- **EXERCISE OBJECTIVE**: Write out each line word for word. Drop pictures.

● ● ●

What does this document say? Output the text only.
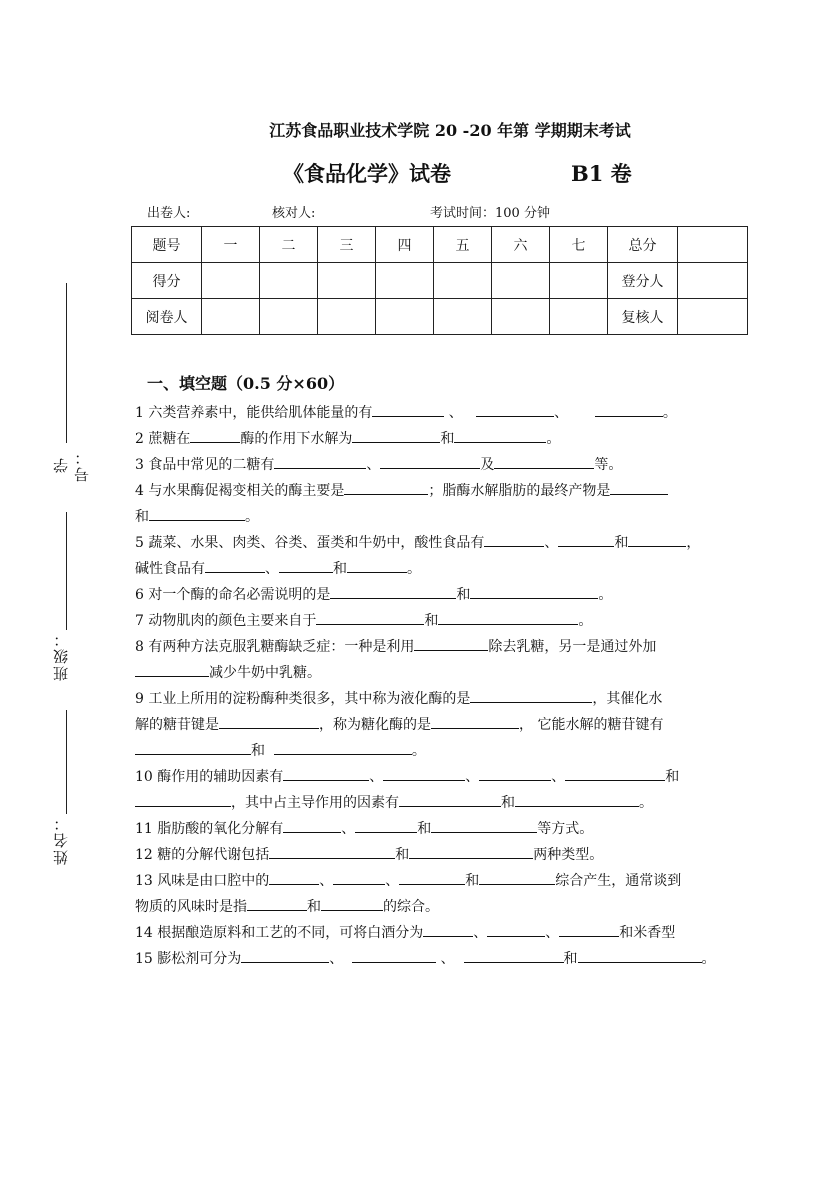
学号：
班级：
姓名：
江苏食品职业技术学院 20 -20 年第 学期期末考试
《食品化学》试卷	B1 卷
出卷人:	核对人:	考试时间：100 分钟
题号	一	二	三	四	五	六	七	总分	
得分								登分人	
阅卷人								复核人	
一、填空题（0.5 分×60）
1 六类营养素中，能供给肌体能量的有	、	、	。
2 蔗糖在	酶的作用下水解为	和	。
3 食品中常见的二糖有	、	及	等。
4 与水果酶促褐变相关的酶主要是	；脂酶水解脂肪的最终产物是
和	。
5 蔬菜、水果、肉类、谷类、蛋类和牛奶中，酸性食品有	、	和	，
碱性食品有	、	和	。
6 对一个酶的命名必需说明的是	和	。
7 动物肌肉的颜色主要来自于	和	。
8 有两种方法克服乳糖酶缺乏症：一种是利用	除去乳糖，另一是通过外加
减少牛奶中乳糖。
9 工业上所用的淀粉酶种类很多，其中称为液化酶的是	，其催化水
解的糖苷键是	，称为糖化酶的是	， 它能水解的糖苷键有
和	。
10 酶作用的辅助因素有	、	、	、	和
，其中占主导作用的因素有	和	。
11 脂肪酸的氧化分解有	、	和	等方式。
12 糖的分解代谢包括	和	两种类型。
13 风味是由口腔中的	、	、	和	综合产生，通常谈到
物质的风味时是指	和	的综合。
14 根据酿造原料和工艺的不同，可将白酒分为	、	、	和米香型
15 膨松剂可分为	、	、	和	。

● ● ●

- **SOLUTION TO THIS TASK**:
What does this document say? Output the text only.
学号：
班级：
姓名：
江苏食品职业技术学院 20 -20 年第 学期期末考试
《食品化学》试卷	B1 卷
出卷人:	核对人:	考试时间：100 分钟
题号	一	二	三	四	五	六	七	总分	
得分								登分人	
阅卷人								复核人	
一、填空题（0.5 分×60）
1 六类营养素中，能供给肌体能量的有	、	、	。
2 蔗糖在	酶的作用下水解为	和	。
3 食品中常见的二糖有	、	及	等。
4 与水果酶促褐变相关的酶主要是	；脂酶水解脂肪的最终产物是
和	。
5 蔬菜、水果、肉类、谷类、蛋类和牛奶中，酸性食品有	、	和	，
碱性食品有	、	和	。
6 对一个酶的命名必需说明的是	和	。
7 动物肌肉的颜色主要来自于	和	。
8 有两种方法克服乳糖酶缺乏症：一种是利用	除去乳糖，另一是通过外加
减少牛奶中乳糖。
9 工业上所用的淀粉酶种类很多，其中称为液化酶的是	，其催化水
解的糖苷键是	，称为糖化酶的是	， 它能水解的糖苷键有
和	。
10 酶作用的辅助因素有	、	、	、	和
，其中占主导作用的因素有	和	。
11 脂肪酸的氧化分解有	、	和	等方式。
12 糖的分解代谢包括	和	两种类型。
13 风味是由口腔中的	、	、	和	综合产生，通常谈到
物质的风味时是指	和	的综合。
14 根据酿造原料和工艺的不同，可将白酒分为	、	、	和米香型
15 膨松剂可分为	、	、	和	。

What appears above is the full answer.